Every line below that mentions the word "Equip" should be copied out.

## begin

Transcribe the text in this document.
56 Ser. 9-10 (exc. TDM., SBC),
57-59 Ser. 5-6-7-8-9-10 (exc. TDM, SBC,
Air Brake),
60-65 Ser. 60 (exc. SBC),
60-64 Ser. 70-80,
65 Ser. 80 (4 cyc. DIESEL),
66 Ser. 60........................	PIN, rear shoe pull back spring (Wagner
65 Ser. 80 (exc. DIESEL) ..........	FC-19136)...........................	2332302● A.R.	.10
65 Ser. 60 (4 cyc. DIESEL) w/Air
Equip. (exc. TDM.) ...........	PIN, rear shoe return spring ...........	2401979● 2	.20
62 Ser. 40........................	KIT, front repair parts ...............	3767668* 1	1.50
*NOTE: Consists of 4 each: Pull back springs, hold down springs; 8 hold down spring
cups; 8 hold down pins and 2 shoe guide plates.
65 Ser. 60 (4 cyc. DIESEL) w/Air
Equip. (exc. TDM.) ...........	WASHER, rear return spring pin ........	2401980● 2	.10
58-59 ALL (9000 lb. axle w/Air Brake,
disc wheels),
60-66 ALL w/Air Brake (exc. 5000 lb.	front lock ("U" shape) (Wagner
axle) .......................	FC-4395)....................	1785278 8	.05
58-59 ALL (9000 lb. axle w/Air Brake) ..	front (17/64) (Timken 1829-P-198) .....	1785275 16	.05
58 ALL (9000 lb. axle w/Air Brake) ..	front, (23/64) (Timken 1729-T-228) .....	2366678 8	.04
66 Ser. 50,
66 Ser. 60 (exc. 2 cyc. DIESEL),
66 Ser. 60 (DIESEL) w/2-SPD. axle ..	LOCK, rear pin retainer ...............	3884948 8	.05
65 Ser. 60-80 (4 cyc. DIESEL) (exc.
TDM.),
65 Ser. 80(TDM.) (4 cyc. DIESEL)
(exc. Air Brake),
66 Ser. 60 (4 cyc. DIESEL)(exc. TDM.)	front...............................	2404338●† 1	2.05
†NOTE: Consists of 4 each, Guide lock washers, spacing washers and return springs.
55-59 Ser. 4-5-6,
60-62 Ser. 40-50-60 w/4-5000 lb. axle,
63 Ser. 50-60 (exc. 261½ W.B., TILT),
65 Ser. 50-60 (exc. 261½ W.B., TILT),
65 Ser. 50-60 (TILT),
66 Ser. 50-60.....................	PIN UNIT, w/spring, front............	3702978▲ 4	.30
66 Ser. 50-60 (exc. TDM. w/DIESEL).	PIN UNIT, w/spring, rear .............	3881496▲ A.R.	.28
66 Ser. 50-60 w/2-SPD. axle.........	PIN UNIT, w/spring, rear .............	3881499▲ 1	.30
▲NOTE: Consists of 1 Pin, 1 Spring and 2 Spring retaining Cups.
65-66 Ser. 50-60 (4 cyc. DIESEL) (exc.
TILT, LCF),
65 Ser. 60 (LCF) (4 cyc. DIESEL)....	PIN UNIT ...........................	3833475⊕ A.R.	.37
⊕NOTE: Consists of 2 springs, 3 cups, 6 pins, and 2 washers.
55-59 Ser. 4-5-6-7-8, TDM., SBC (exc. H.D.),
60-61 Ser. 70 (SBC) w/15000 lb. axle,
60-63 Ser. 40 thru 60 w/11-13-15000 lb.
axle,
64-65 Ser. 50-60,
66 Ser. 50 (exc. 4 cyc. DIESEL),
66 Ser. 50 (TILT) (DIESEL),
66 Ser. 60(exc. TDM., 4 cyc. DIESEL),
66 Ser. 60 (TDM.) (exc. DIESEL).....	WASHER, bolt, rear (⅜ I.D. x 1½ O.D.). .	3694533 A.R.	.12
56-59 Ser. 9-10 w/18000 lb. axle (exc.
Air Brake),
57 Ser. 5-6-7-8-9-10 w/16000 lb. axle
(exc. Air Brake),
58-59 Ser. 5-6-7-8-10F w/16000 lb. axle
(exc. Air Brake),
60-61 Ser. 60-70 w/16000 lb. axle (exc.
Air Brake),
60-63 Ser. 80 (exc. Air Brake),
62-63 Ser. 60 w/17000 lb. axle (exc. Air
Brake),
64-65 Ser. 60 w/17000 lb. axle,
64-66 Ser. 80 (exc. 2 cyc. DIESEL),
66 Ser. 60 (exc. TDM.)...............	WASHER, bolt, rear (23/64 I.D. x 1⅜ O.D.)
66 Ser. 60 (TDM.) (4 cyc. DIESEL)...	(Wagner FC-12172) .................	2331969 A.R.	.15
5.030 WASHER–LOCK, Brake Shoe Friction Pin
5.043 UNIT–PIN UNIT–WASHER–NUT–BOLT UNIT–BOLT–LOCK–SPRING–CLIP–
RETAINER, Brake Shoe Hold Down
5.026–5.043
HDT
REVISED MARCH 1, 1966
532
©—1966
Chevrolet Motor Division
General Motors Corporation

## end
## begin

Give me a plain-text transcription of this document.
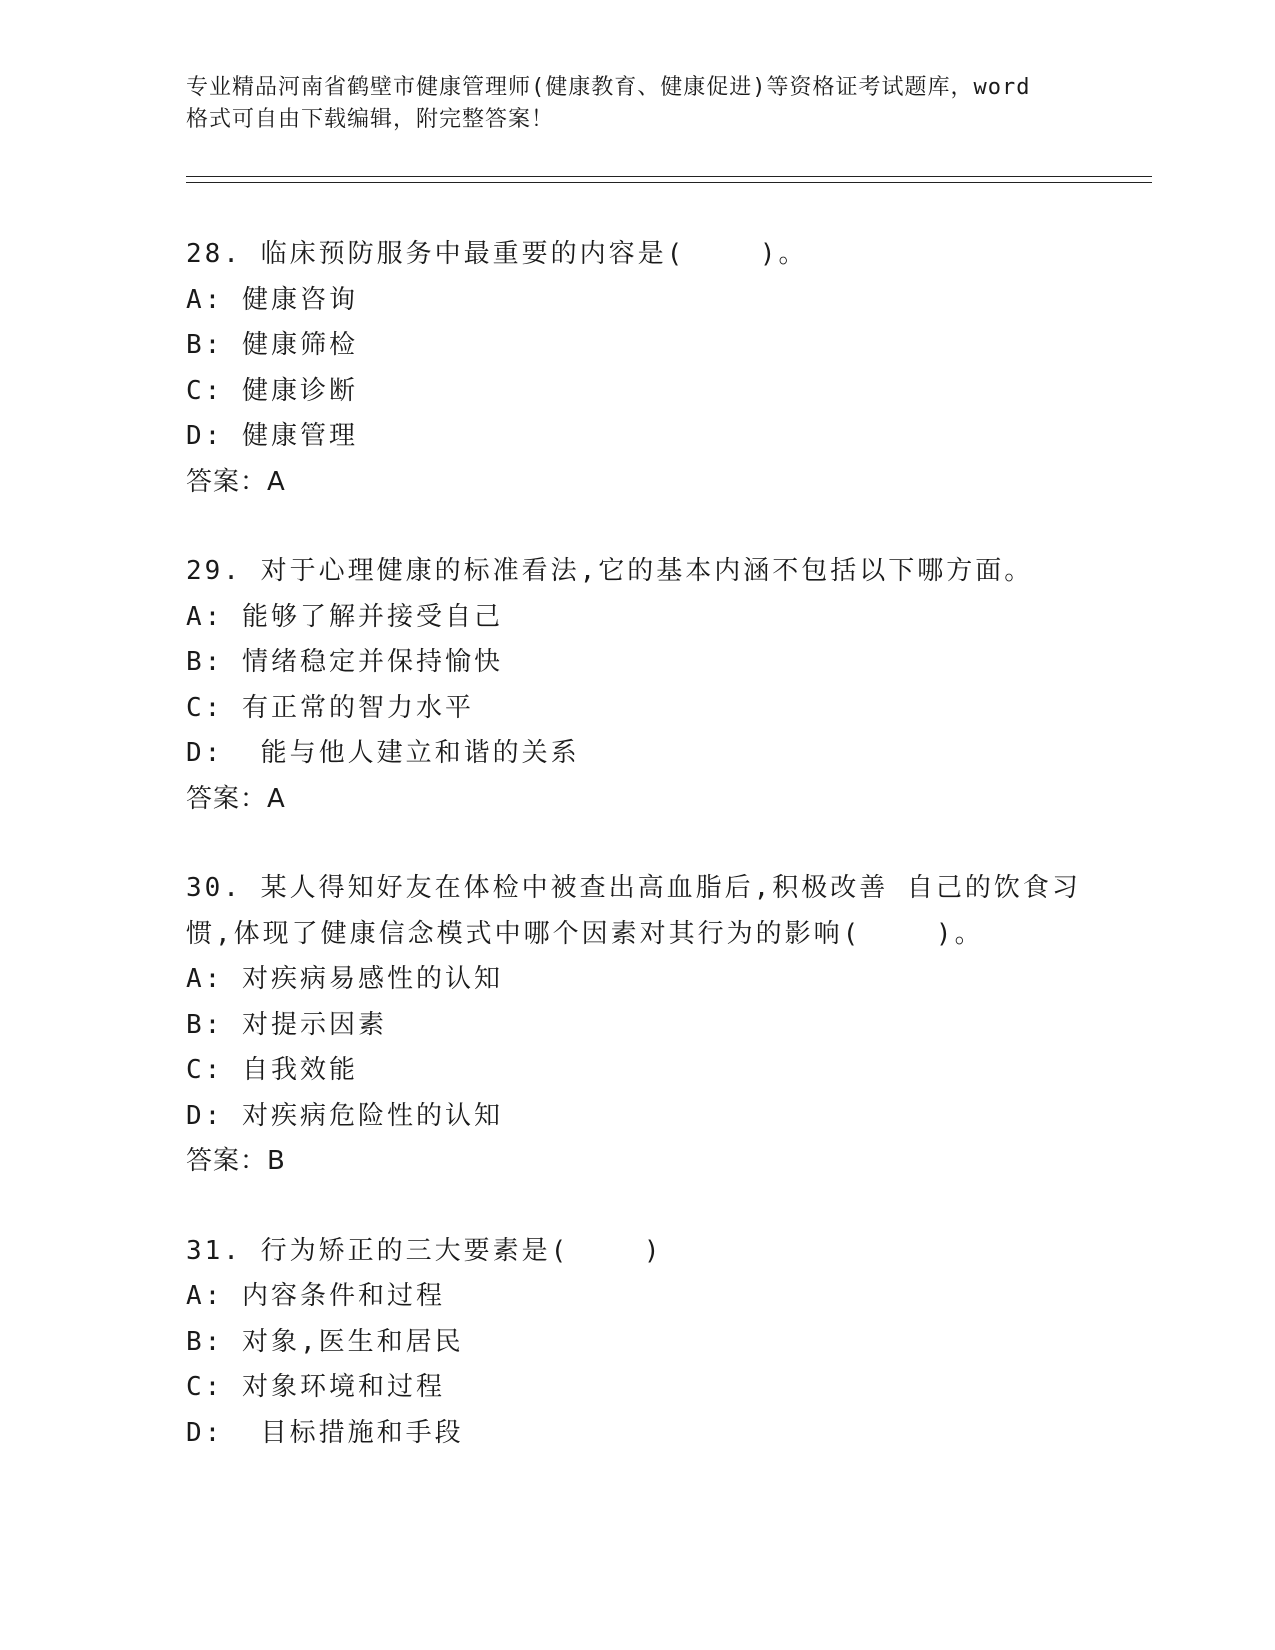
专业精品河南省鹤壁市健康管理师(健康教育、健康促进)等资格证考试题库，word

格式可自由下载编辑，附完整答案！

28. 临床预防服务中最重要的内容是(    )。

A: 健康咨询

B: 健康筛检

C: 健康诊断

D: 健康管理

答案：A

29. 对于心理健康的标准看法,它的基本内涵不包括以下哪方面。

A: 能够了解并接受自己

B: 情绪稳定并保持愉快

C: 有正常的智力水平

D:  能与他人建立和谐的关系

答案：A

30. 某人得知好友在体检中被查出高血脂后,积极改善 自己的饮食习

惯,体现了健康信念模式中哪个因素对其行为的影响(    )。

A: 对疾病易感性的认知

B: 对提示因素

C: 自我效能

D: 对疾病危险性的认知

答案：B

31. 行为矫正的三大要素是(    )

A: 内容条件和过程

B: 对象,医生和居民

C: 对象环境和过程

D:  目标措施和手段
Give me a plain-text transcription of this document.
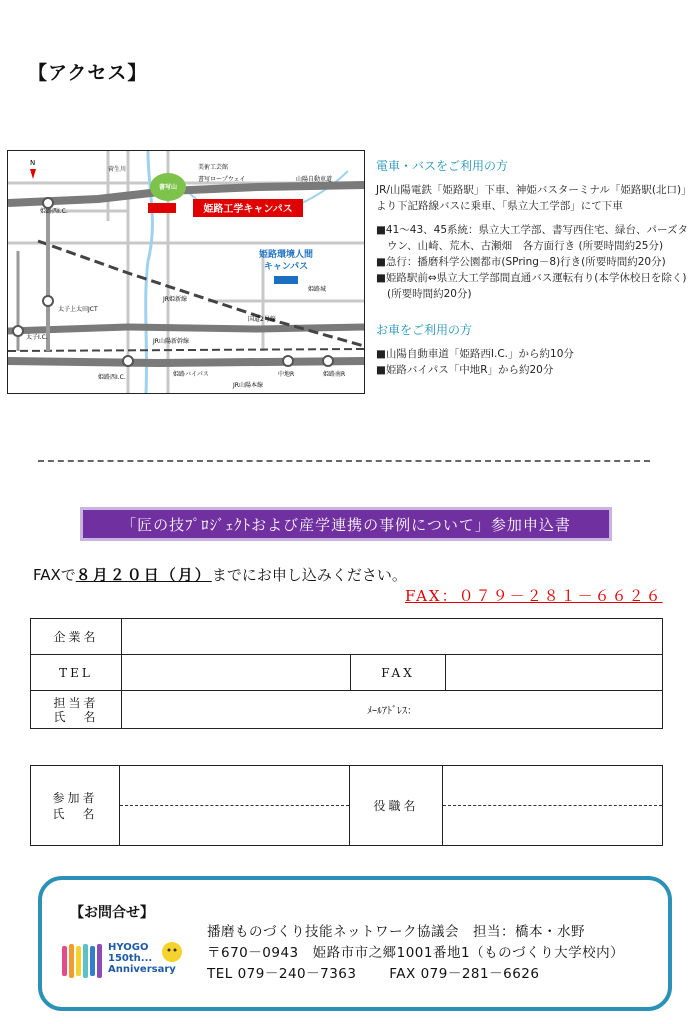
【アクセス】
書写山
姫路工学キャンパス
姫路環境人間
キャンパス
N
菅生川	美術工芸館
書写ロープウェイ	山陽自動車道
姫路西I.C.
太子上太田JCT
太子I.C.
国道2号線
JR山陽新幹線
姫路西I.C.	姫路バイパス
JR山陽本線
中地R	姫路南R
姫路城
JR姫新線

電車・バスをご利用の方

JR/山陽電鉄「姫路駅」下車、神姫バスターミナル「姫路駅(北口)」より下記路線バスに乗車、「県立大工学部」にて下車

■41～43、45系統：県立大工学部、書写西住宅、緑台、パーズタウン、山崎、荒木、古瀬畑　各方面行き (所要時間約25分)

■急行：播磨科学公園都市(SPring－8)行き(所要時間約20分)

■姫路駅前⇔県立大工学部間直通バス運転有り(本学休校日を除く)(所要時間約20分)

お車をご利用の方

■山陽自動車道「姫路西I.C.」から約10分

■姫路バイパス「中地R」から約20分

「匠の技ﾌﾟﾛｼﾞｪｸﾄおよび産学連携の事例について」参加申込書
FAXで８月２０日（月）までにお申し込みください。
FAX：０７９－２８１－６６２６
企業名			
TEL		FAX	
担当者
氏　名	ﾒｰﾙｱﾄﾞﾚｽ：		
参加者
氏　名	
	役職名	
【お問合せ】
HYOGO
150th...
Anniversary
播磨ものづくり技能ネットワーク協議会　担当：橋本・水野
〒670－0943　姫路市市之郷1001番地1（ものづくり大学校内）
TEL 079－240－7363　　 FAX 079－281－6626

## end
## begin

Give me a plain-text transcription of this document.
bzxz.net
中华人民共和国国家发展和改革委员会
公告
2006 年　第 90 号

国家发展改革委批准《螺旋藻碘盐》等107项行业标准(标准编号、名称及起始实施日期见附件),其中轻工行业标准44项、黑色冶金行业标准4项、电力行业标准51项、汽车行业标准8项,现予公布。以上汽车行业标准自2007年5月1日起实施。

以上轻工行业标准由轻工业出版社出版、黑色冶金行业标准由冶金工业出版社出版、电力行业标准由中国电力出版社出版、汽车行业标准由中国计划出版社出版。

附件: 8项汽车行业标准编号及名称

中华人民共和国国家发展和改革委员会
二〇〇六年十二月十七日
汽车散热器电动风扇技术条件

## end

EXERCISE ANSWER:
Equip. (exc. TDM.) ...........	PIN, rear shoe return spring ...........	2401979● 2	.20
Equip. (exc. TDM.) ...........	WASHER, rear return spring pin ........	2401980● 2	.10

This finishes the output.